**EXERCISE OBJECTIVE**
Would you transcribe the listing that follows, character for character, and omit its images?

**DATA FOR PROCESSING**
▽
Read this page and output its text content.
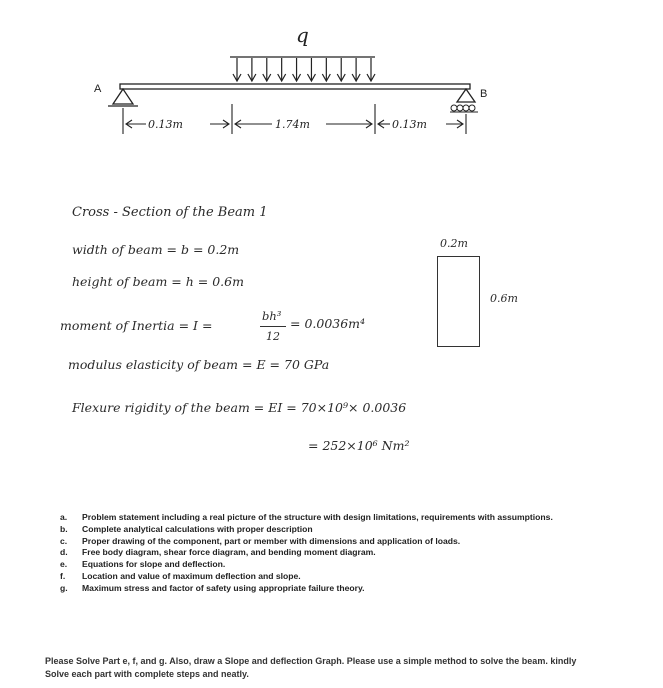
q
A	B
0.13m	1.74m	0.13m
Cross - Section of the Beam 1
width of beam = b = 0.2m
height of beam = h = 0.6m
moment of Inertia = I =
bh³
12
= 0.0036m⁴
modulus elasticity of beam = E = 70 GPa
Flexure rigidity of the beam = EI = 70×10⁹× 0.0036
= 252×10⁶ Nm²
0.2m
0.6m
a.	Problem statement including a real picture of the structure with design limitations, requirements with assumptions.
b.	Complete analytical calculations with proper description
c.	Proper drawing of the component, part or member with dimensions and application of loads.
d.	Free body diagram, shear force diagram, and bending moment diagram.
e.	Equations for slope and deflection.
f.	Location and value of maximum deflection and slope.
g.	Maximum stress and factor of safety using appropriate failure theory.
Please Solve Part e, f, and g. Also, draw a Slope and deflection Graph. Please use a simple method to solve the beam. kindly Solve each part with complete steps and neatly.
△
**TASK OUTPUT**
Read this page and output its text content.
q
A	B
0.13m	1.74m	0.13m
Cross - Section of the Beam 1
width of beam = b = 0.2m
height of beam = h = 0.6m
moment of Inertia = I =
bh³
12
= 0.0036m⁴
modulus elasticity of beam = E = 70 GPa
Flexure rigidity of the beam = EI = 70×10⁹× 0.0036
= 252×10⁶ Nm²
0.2m
0.6m
a.	Problem statement including a real picture of the structure with design limitations, requirements with assumptions.
b.	Complete analytical calculations with proper description
c.	Proper drawing of the component, part or member with dimensions and application of loads.
d.	Free body diagram, shear force diagram, and bending moment diagram.
e.	Equations for slope and deflection.
f.	Location and value of maximum deflection and slope.
g.	Maximum stress and factor of safety using appropriate failure theory.
Please Solve Part e, f, and g. Also, draw a Slope and deflection Graph. Please use a simple method to solve the beam. kindly Solve each part with complete steps and neatly.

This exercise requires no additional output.